(Figure dataset records)
▼
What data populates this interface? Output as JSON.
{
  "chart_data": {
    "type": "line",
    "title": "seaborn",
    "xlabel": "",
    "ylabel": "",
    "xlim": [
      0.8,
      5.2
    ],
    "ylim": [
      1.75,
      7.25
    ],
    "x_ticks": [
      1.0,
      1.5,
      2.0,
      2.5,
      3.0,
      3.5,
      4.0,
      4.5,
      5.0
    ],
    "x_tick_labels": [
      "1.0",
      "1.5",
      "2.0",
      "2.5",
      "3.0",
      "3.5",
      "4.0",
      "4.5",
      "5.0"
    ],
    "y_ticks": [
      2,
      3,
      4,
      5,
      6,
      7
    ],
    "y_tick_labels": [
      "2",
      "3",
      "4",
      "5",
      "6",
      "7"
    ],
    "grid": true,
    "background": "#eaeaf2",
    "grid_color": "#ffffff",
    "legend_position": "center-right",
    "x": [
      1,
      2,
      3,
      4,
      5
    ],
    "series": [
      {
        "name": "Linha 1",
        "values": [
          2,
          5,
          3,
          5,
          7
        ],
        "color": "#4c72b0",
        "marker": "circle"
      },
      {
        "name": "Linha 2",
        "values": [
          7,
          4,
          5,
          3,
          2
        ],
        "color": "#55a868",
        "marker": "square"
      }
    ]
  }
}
▲
Problem: Print every entry exactly as it appears.

Full output:
What data populates this interface? Output as JSON.
{
  "chart_data": {
    "type": "line",
    "title": "seaborn",
    "xlabel": "",
    "ylabel": "",
    "xlim": [
      0.8,
      5.2
    ],
    "ylim": [
      1.75,
      7.25
    ],
    "x_ticks": [
      1.0,
      1.5,
      2.0,
      2.5,
      3.0,
      3.5,
      4.0,
      4.5,
      5.0
    ],
    "x_tick_labels": [
      "1.0",
      "1.5",
      "2.0",
      "2.5",
      "3.0",
      "3.5",
      "4.0",
      "4.5",
      "5.0"
    ],
    "y_ticks": [
      2,
      3,
      4,
      5,
      6,
      7
    ],
    "y_tick_labels": [
      "2",
      "3",
      "4",
      "5",
      "6",
      "7"
    ],
    "grid": true,
    "background": "#eaeaf2",
    "grid_color": "#ffffff",
    "legend_position": "center-right",
    "x": [
      1,
      2,
      3,
      4,
      5
    ],
    "series": [
      {
        "name": "Linha 1",
        "values": [
          2,
          5,
          3,
          5,
          7
        ],
        "color": "#4c72b0",
        "marker": "circle"
      },
      {
        "name": "Linha 2",
        "values": [
          7,
          4,
          5,
          3,
          2
        ],
        "color": "#55a868",
        "marker": "square"
      }
    ]
  }
}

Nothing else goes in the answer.